(Data records)
* * * *
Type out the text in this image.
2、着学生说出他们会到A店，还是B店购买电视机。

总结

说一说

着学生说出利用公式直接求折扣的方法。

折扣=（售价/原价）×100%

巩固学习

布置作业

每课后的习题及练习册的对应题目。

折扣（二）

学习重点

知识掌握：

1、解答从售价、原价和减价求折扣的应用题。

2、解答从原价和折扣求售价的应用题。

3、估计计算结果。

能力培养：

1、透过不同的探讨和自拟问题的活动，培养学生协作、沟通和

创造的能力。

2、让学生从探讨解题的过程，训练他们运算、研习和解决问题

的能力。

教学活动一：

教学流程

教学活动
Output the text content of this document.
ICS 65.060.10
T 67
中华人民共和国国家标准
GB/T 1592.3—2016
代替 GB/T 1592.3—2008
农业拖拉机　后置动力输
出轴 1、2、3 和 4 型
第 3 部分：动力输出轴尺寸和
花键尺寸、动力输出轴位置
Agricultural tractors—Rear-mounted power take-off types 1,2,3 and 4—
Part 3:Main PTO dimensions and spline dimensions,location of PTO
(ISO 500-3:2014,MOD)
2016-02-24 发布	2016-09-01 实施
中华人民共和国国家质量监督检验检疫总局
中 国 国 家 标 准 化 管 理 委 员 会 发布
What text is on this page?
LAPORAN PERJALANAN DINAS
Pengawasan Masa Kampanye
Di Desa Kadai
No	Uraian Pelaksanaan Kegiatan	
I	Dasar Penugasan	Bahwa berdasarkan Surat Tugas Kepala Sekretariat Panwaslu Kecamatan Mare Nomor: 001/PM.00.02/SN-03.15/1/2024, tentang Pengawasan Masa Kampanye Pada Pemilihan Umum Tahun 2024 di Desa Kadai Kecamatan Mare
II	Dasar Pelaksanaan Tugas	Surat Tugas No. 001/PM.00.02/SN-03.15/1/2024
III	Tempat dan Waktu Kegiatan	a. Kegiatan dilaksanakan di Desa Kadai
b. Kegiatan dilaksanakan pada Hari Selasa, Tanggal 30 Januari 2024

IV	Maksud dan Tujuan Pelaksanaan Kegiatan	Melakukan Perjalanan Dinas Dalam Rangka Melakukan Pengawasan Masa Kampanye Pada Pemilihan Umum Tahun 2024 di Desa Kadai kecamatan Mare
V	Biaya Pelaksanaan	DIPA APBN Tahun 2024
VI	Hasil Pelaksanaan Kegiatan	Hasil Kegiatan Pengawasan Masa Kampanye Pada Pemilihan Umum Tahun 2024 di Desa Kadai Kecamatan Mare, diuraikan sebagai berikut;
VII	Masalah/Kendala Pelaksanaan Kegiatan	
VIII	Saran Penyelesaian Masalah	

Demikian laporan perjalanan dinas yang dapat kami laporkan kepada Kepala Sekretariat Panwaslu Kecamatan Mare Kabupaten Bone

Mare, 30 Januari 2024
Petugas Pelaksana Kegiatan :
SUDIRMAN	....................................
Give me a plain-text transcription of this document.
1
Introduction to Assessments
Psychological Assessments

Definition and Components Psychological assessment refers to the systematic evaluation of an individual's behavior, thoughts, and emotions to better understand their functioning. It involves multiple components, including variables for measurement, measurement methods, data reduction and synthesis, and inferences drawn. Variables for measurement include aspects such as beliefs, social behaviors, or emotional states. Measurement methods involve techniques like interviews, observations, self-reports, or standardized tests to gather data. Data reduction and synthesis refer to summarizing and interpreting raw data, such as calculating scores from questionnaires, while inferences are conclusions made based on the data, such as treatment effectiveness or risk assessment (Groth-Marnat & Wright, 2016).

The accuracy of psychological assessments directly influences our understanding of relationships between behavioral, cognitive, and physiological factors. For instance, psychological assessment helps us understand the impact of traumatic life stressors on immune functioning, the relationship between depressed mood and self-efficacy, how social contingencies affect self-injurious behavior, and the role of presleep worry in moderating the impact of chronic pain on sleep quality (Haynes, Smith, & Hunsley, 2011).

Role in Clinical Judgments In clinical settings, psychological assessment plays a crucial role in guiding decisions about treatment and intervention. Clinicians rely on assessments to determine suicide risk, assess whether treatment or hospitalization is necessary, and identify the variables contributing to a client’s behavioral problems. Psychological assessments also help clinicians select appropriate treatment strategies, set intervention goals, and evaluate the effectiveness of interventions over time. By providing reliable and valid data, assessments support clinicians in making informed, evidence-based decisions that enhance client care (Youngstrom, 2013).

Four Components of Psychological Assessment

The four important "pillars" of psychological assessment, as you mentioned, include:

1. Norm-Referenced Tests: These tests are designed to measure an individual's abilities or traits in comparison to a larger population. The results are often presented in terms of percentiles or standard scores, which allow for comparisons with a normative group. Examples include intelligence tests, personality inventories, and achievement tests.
* * * *
— SHORT TASK —
Among the entries above, how many lines hold the string "Masalah"? Respond with nothing but the number.

— ANSWER TO THE PROBLEM —
2